━━ Records supplied ━━

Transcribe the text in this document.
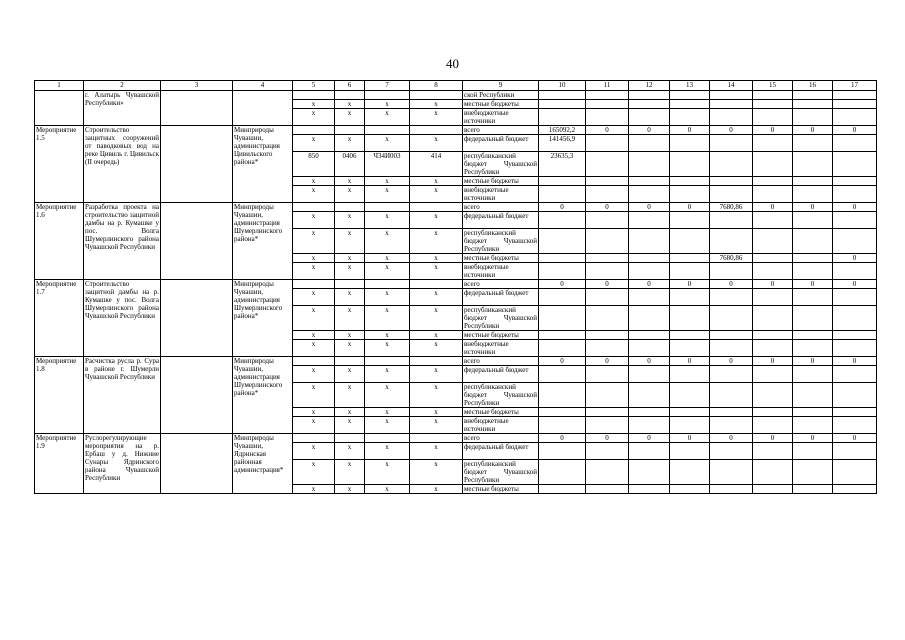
40
1	2	3	4	5	6	7	8	9	10	11	12	13	14	15	16	17
	г. Алатырь Чувашской Республики»							ской Республики								
				x	x	x	x	местные бюджеты								
				x	x	x	x	внебюджетные источники								
Мероприятие 1.5	Строительство защитных сооружений от паводковых вод на реке Цивиль г. Цивильск (II очередь)		Минприроды Чувашии, администрация Цивильского района*					всего	165092,2	0	0	0	0	0	0	0
				x	x	x	x	федеральный бюджет	141456,9							
				850	0406	Ч34И003	414	республиканский бюджет Чувашской Республики	23635,3							
				x	x	x	x	местные бюджеты								
				x	x	x	x	внебюджетные источники								
Мероприятие 1.6	Разработка проекта на строительство защитной дамбы на р. Кумашке у пос. Волга Шумерлинского района Чувашской Республики		Минприроды Чувашии, администрация Шумерлинского района*					всего	0	0	0	0	7680,86	0	0	0
				x	x	x	x	федеральный бюджет								
				x	x	x	x	республиканский бюджет Чувашской Республики								
				x	x	x	x	местные бюджеты					7680,86			0
				x	x	x	x	внебюджетные источники								
Мероприятие 1.7	Строительство защитной дамбы на р. Кумашке у пос. Волга Шумерлинского района Чувашской Республики		Минприроды Чувашии, администрация Шумерлинского района*					всего	0	0	0	0	0	0	0	0
				x	x	x	x	федеральный бюджет								
				x	x	x	x	республиканский бюджет Чувашской Республики								
				x	x	x	x	местные бюджеты								
				x	x	x	x	внебюджетные источники								
Мероприятие 1.8	Расчистка русла р. Сура в районе г. Шумерли Чувашской Республики		Минприроды Чувашии, администрация Шумерлинского района*					всего	0	0	0	0	0	0	0	0
				x	x	x	x	федеральный бюджет								
				x	x	x	x	республиканский бюджет Чувашской Республики								
				x	x	x	x	местные бюджеты								
				x	x	x	x	внебюджетные источники								
Мероприятие 1.9	Руслорегулирующие мероприятия на р. Ербаш у д. Нижние Сунары Ядринского района Чувашской Республики		Минприроды Чувашии, Ядринская районная администрация*					всего	0	0	0	0	0	0	0	0
				x	x	x	x	федеральный бюджет								
				x	x	x	x	республиканский бюджет Чувашской Республики								
				x	x	x	x	местные бюджеты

━━━

**Given request**
Your copy of the data should match it exactly, except that pictures are left out.

**Answer**
Transcribe the text in this document.
40
1	2	3	4	5	6	7	8	9	10	11	12	13	14	15	16	17
	г. Алатырь Чувашской Республики»							ской Республики								
				x	x	x	x	местные бюджеты								
				x	x	x	x	внебюджетные источники								
Мероприятие 1.5	Строительство защитных сооружений от паводковых вод на реке Цивиль г. Цивильск (II очередь)		Минприроды Чувашии, администрация Цивильского района*					всего	165092,2	0	0	0	0	0	0	0
				x	x	x	x	федеральный бюджет	141456,9							
				850	0406	Ч34И003	414	республиканский бюджет Чувашской Республики	23635,3							
				x	x	x	x	местные бюджеты								
				x	x	x	x	внебюджетные источники								
Мероприятие 1.6	Разработка проекта на строительство защитной дамбы на р. Кумашке у пос. Волга Шумерлинского района Чувашской Республики		Минприроды Чувашии, администрация Шумерлинского района*					всего	0	0	0	0	7680,86	0	0	0
				x	x	x	x	федеральный бюджет								
				x	x	x	x	республиканский бюджет Чувашской Республики								
				x	x	x	x	местные бюджеты					7680,86			0
				x	x	x	x	внебюджетные источники								
Мероприятие 1.7	Строительство защитной дамбы на р. Кумашке у пос. Волга Шумерлинского района Чувашской Республики		Минприроды Чувашии, администрация Шумерлинского района*					всего	0	0	0	0	0	0	0	0
				x	x	x	x	федеральный бюджет								
				x	x	x	x	республиканский бюджет Чувашской Республики								
				x	x	x	x	местные бюджеты								
				x	x	x	x	внебюджетные источники								
Мероприятие 1.8	Расчистка русла р. Сура в районе г. Шумерли Чувашской Республики		Минприроды Чувашии, администрация Шумерлинского района*					всего	0	0	0	0	0	0	0	0
				x	x	x	x	федеральный бюджет								
				x	x	x	x	республиканский бюджет Чувашской Республики								
				x	x	x	x	местные бюджеты								
				x	x	x	x	внебюджетные источники								
Мероприятие 1.9	Руслорегулирующие мероприятия на р. Ербаш у д. Нижние Сунары Ядринского района Чувашской Республики		Минприроды Чувашии, Ядринская районная администрация*					всего	0	0	0	0	0	0	0	0
				x	x	x	x	федеральный бюджет								
				x	x	x	x	республиканский бюджет Чувашской Республики								
				x	x	x	x	местные бюджеты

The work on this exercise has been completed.